Whenever a line contains the string "Roma", copy it out of the entries.

(Saved entries)
----------------------------------------
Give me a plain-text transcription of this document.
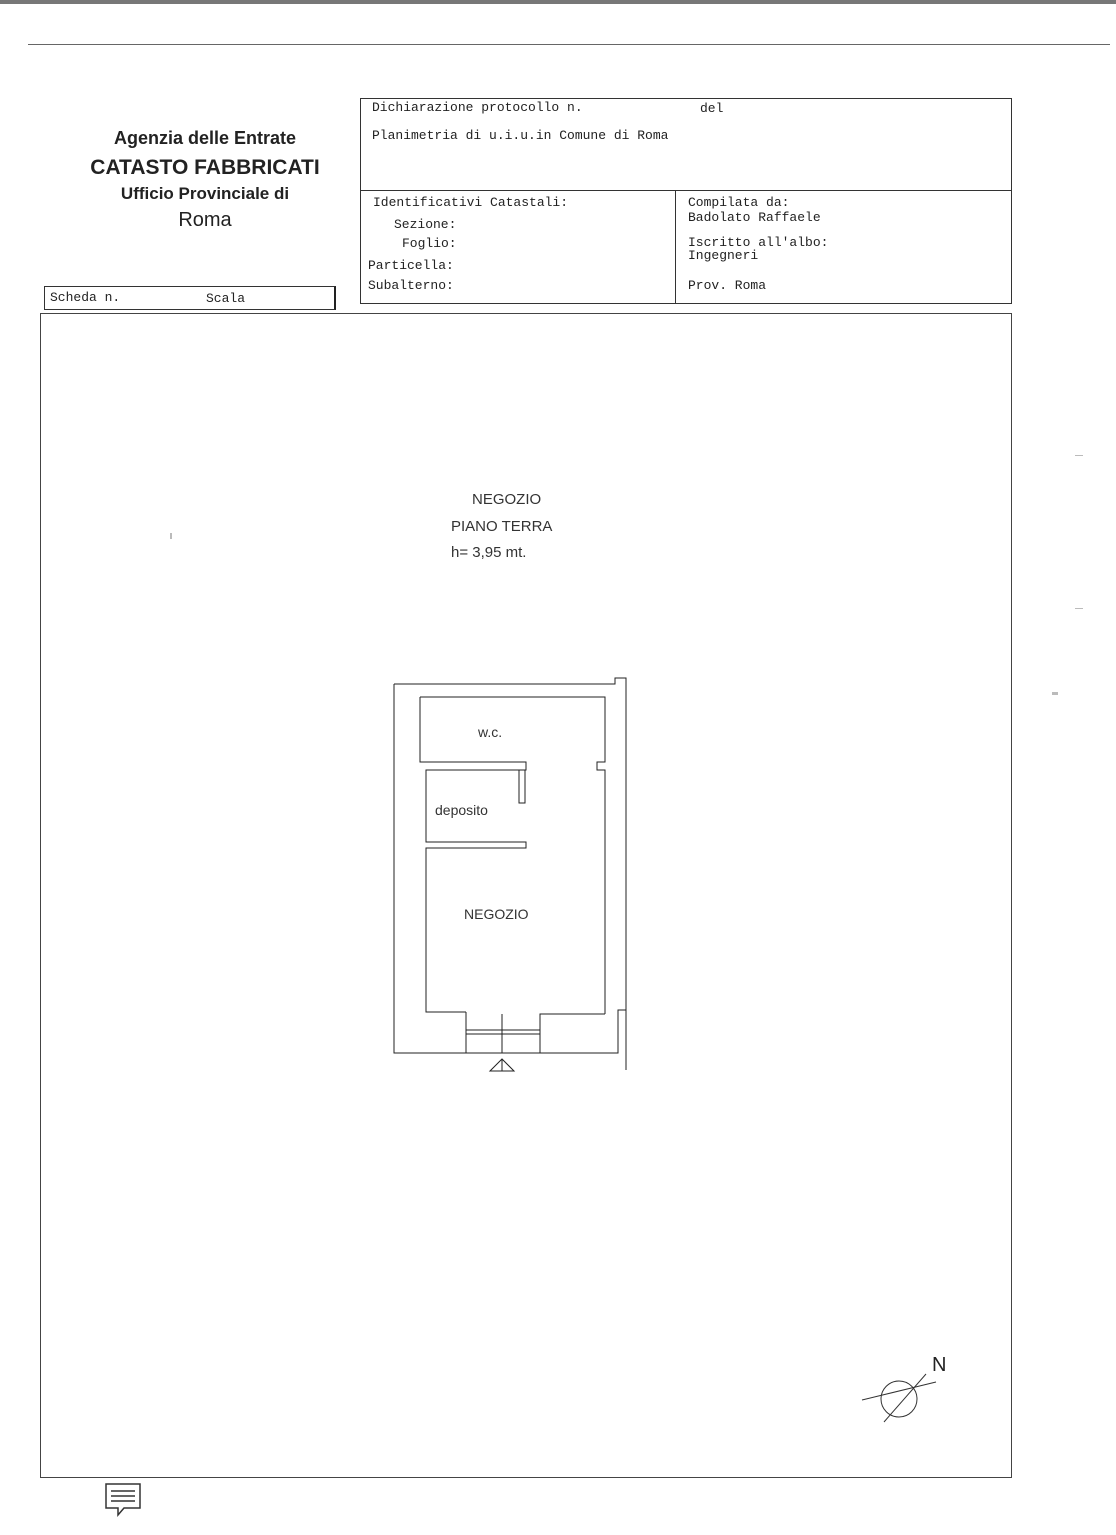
Agenzia delle Entrate
CATASTO FABBRICATI
Ufficio Provinciale di
Roma
Dichiarazione protocollo n.	del
Planimetria di u.i.u.in Comune di Roma
Identificativi Catastali:
Sezione:
Foglio:
Particella:
Subalterno:
Compilata da:
Badolato Raffaele
Iscritto all'albo:
Ingegneri
Prov. Roma
Scheda n.	Scala
NEGOZIO
PIANO TERRA
h= 3,95 mt.
w.c.
deposito
NEGOZIO
N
----------------------------------------
Task response:
Roma
Planimetria di u.i.u.in Comune di Roma
Prov. Roma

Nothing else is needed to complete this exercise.